(Dataset records)

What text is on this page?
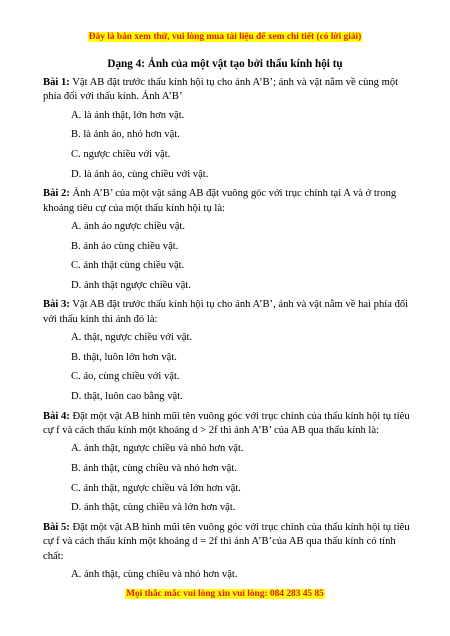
Đây là bản xem thử, vui lòng mua tài liệu để xem chi tiết (có lời giải)
Dạng 4: Ảnh của một vật tạo bởi thấu kính hội tụ

Bài 1: Vật AB đặt trước thấu kính hội tụ cho ảnh A’B’; ảnh và vật nằm về cùng một phía đối với thấu kính. Ảnh A’B’

A. là ảnh thật, lớn hơn vật.
B. là ảnh ảo, nhỏ hơn vật.
C. ngược chiều với vật.
D. là ảnh ảo, cùng chiều với vật.

Bài 2: Ảnh A’B’ của một vật sáng AB đặt vuông góc với trục chính tại A và ở trong khoảng tiêu cự của một thấu kính hội tụ là:

A. ảnh ảo ngược chiều vật.
B. ảnh ảo cùng chiều vật.
C. ảnh thật cùng chiều vật.
D. ảnh thật ngược chiều vật.

Bài 3: Vật AB đặt trước thấu kính hội tụ cho ảnh A’B’, ảnh và vật nằm về hai phía đối với thấu kính thì ảnh đó là:

A. thật, ngược chiều với vật.
B. thật, luôn lớn hơn vật.
C. ảo, cùng chiều với vật.
D. thật, luôn cao bằng vật.

Bài 4: Đặt một vật AB hình mũi tên vuông góc với trục chính của thấu kính hội tụ tiêu cự f và cách thấu kính một khoảng d > 2f thì ảnh A’B’ của AB qua thấu kính là:

A. ảnh thật, ngược chiều và nhỏ hơn vật.
B. ảnh thật, cùng chiều và nhỏ hơn vật.
C. ảnh thật, ngược chiều và lớn hơn vật.
D. ảnh thật, cùng chiều và lớn hơn vật.

Bài 5: Đặt một vật AB hình mũi tên vuông góc với trục chính của thấu kính hội tụ tiêu cự f và cách thấu kính một khoảng d = 2f thì ảnh A’B’của AB qua thấu kính có tính chất:

A. ảnh thật, cùng chiều và nhỏ hơn vật.
Mọi thắc mắc vui lòng xin vui lòng: 084 283 45 85
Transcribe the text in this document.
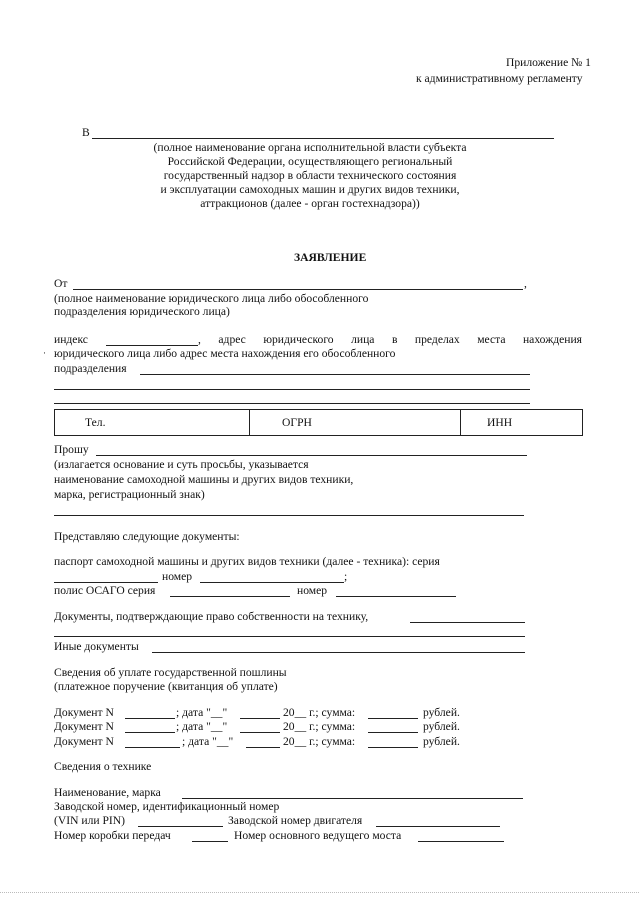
Приложение № 1
к административному регламенту
В
(полное наименование органа исполнительной власти субъекта
Российской Федерации, осуществляющего региональный
государственный надзор в области технического состояния
и эксплуатации самоходных машин и других видов техники,
аттракционов (далее - орган гостехнадзора))
ЗАЯВЛЕНИЕ
От	,
(полное наименование юридического лица либо обособленного
подразделения юридического лица)
индекс	, адрес юридического лица в пределах места нахождения
юридического лица либо адрес места нахождения его обособленного
подразделения
·
Тел.	ОГРН	ИНН
Прошу
(излагается основание и суть просьбы, указывается
наименование самоходной машины и других видов техники,
марка, регистрационный знак)
Представляю следующие документы:
паспорт самоходной машины и других видов техники (далее - техника): серия
номер	;
полис ОСАГО серия	номер
Документы, подтверждающие право собственности на технику,
Иные документы
Сведения об уплате государственной пошлины
(платежное поручение (квитанция об уплате)
Документ N	; дата "__"	20__ г.; сумма:	рублей.
Документ N	; дата "__"	20__ г.; сумма:	рублей.
Документ N	; дата "__"	20__ г.; сумма:	рублей.
Сведения о технике
Наименование, марка
Заводской номер, идентификационный номер
(VIN или PIN)	Заводской номер двигателя
Номер коробки передач	Номер основного ведущего моста
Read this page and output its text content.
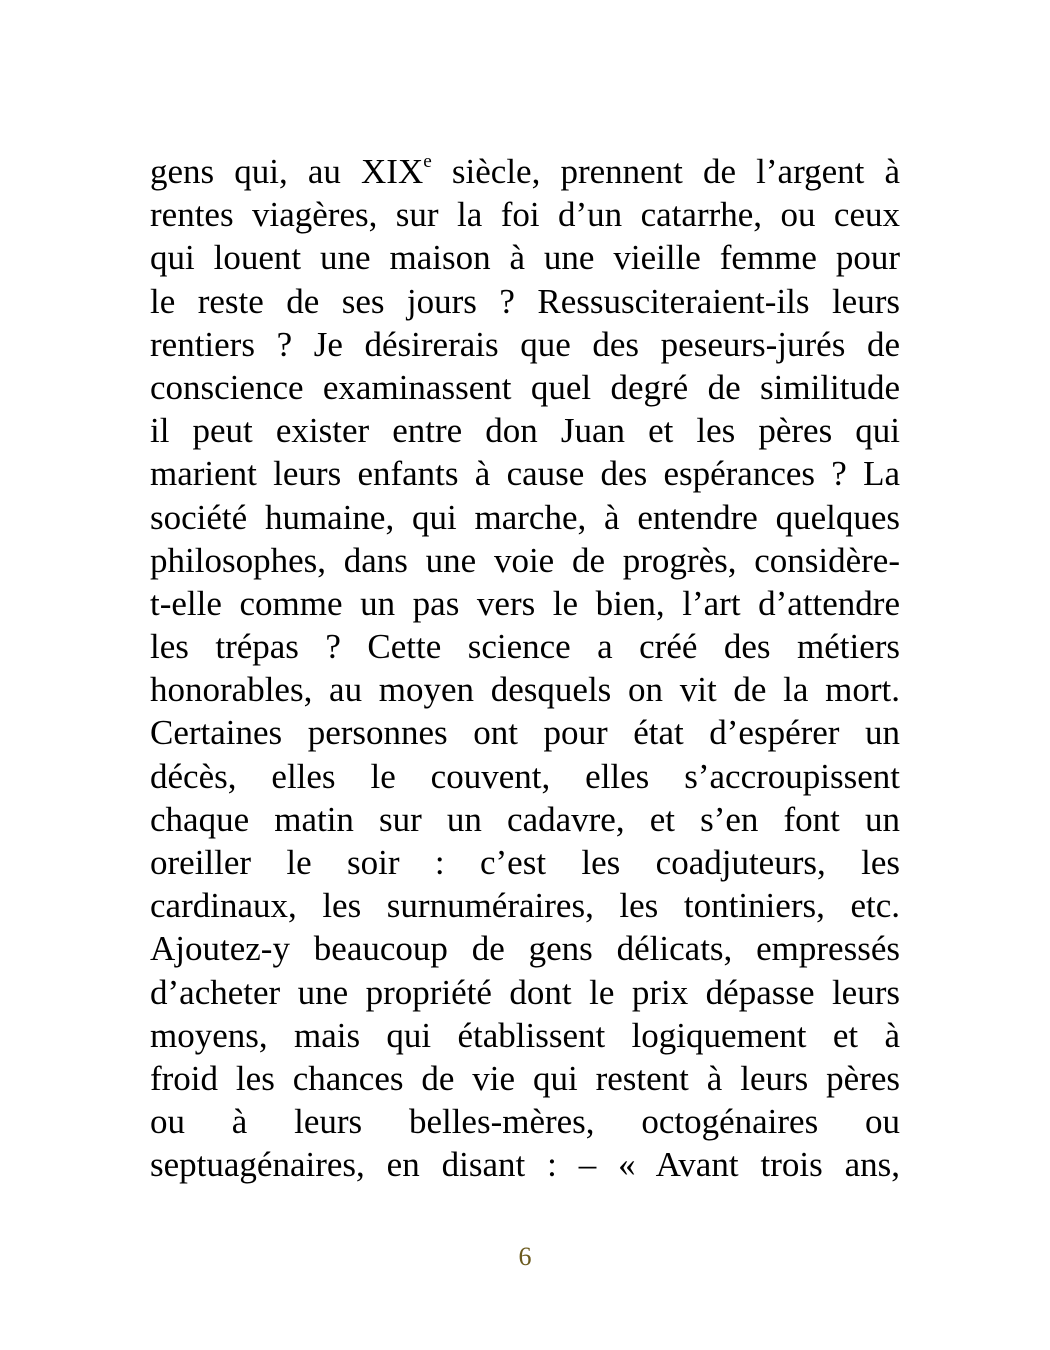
gens qui, au XIXe siècle, prennent de l’argent à
rentes viagères, sur la foi d’un catarrhe, ou ceux
qui louent une maison à une vieille femme pour
le reste de ses jours ? Ressusciteraient-ils leurs
rentiers ? Je désirerais que des peseurs-jurés de
conscience examinassent quel degré de similitude
il peut exister entre don Juan et les pères qui
marient leurs enfants à cause des espérances ? La
société humaine, qui marche, à entendre quelques
philosophes, dans une voie de progrès, considère-
t-elle comme un pas vers le bien, l’art d’attendre
les trépas ? Cette science a créé des métiers
honorables, au moyen desquels on vit de la mort.
Certaines personnes ont pour état d’espérer un
décès, elles le couvent, elles s’accroupissent
chaque matin sur un cadavre, et s’en font un
oreiller le soir : c’est les coadjuteurs, les
cardinaux, les surnuméraires, les tontiniers, etc.
Ajoutez-y beaucoup de gens délicats, empressés
d’acheter une propriété dont le prix dépasse leurs
moyens, mais qui établissent logiquement et à
froid les chances de vie qui restent à leurs pères
ou à leurs belles-mères, octogénaires ou
septuagénaires, en disant : – « Avant trois ans,
6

● **Stated exercise**:
Return every line of the records exactly as given, pictures excluded.

● **Output**:
What text is on this page?
Đây là bản xem thử, vui lòng mua tài liệu để xem chi tiết (có lời giải)
Dạng 4: Ảnh của một vật tạo bởi thấu kính hội tụ

Bài 1: Vật AB đặt trước thấu kính hội tụ cho ảnh A’B’; ảnh và vật nằm về cùng một phía đối với thấu kính. Ảnh A’B’

A. là ảnh thật, lớn hơn vật.
B. là ảnh ảo, nhỏ hơn vật.
C. ngược chiều với vật.
D. là ảnh ảo, cùng chiều với vật.

Bài 2: Ảnh A’B’ của một vật sáng AB đặt vuông góc với trục chính tại A và ở trong khoảng tiêu cự của một thấu kính hội tụ là:

A. ảnh ảo ngược chiều vật.
B. ảnh ảo cùng chiều vật.
C. ảnh thật cùng chiều vật.
D. ảnh thật ngược chiều vật.

Bài 3: Vật AB đặt trước thấu kính hội tụ cho ảnh A’B’, ảnh và vật nằm về hai phía đối với thấu kính thì ảnh đó là:

A. thật, ngược chiều với vật.
B. thật, luôn lớn hơn vật.
C. ảo, cùng chiều với vật.
D. thật, luôn cao bằng vật.

Bài 4: Đặt một vật AB hình mũi tên vuông góc với trục chính của thấu kính hội tụ tiêu cự f và cách thấu kính một khoảng d > 2f thì ảnh A’B’ của AB qua thấu kính là:

A. ảnh thật, ngược chiều và nhỏ hơn vật.
B. ảnh thật, cùng chiều và nhỏ hơn vật.
C. ảnh thật, ngược chiều và lớn hơn vật.
D. ảnh thật, cùng chiều và lớn hơn vật.

Bài 5: Đặt một vật AB hình mũi tên vuông góc với trục chính của thấu kính hội tụ tiêu cự f và cách thấu kính một khoảng d = 2f thì ảnh A’B’của AB qua thấu kính có tính chất:

A. ảnh thật, cùng chiều và nhỏ hơn vật.
Mọi thắc mắc vui lòng xin vui lòng: 084 283 45 85
Transcribe the text in this document.
Приложение № 1
к административному регламенту
В
(полное наименование органа исполнительной власти субъекта
Российской Федерации, осуществляющего региональный
государственный надзор в области технического состояния
и эксплуатации самоходных машин и других видов техники,
аттракционов (далее - орган гостехнадзора))
ЗАЯВЛЕНИЕ
От	,
(полное наименование юридического лица либо обособленного
подразделения юридического лица)
индекс	, адрес юридического лица в пределах места нахождения
юридического лица либо адрес места нахождения его обособленного
подразделения
·
Тел.	ОГРН	ИНН
Прошу
(излагается основание и суть просьбы, указывается
наименование самоходной машины и других видов техники,
марка, регистрационный знак)
Представляю следующие документы:
паспорт самоходной машины и других видов техники (далее - техника): серия
номер	;
полис ОСАГО серия	номер
Документы, подтверждающие право собственности на технику,
Иные документы
Сведения об уплате государственной пошлины
(платежное поручение (квитанция об уплате)
Документ N	; дата "__"	20__ г.; сумма:	рублей.
Документ N	; дата "__"	20__ г.; сумма:	рублей.
Документ N	; дата "__"	20__ г.; сумма:	рублей.
Сведения о технике
Наименование, марка
Заводской номер, идентификационный номер
(VIN или PIN)	Заводской номер двигателя
Номер коробки передач	Номер основного ведущего моста
Read this page and output its text content.
gens qui, au XIXe siècle, prennent de l’argent à
rentes viagères, sur la foi d’un catarrhe, ou ceux
qui louent une maison à une vieille femme pour
le reste de ses jours ? Ressusciteraient-ils leurs
rentiers ? Je désirerais que des peseurs-jurés de
conscience examinassent quel degré de similitude
il peut exister entre don Juan et les pères qui
marient leurs enfants à cause des espérances ? La
société humaine, qui marche, à entendre quelques
philosophes, dans une voie de progrès, considère-
t-elle comme un pas vers le bien, l’art d’attendre
les trépas ? Cette science a créé des métiers
honorables, au moyen desquels on vit de la mort.
Certaines personnes ont pour état d’espérer un
décès, elles le couvent, elles s’accroupissent
chaque matin sur un cadavre, et s’en font un
oreiller le soir : c’est les coadjuteurs, les
cardinaux, les surnuméraires, les tontiniers, etc.
Ajoutez-y beaucoup de gens délicats, empressés
d’acheter une propriété dont le prix dépasse leurs
moyens, mais qui établissent logiquement et à
froid les chances de vie qui restent à leurs pères
ou à leurs belles-mères, octogénaires ou
septuagénaires, en disant : – « Avant trois ans,
6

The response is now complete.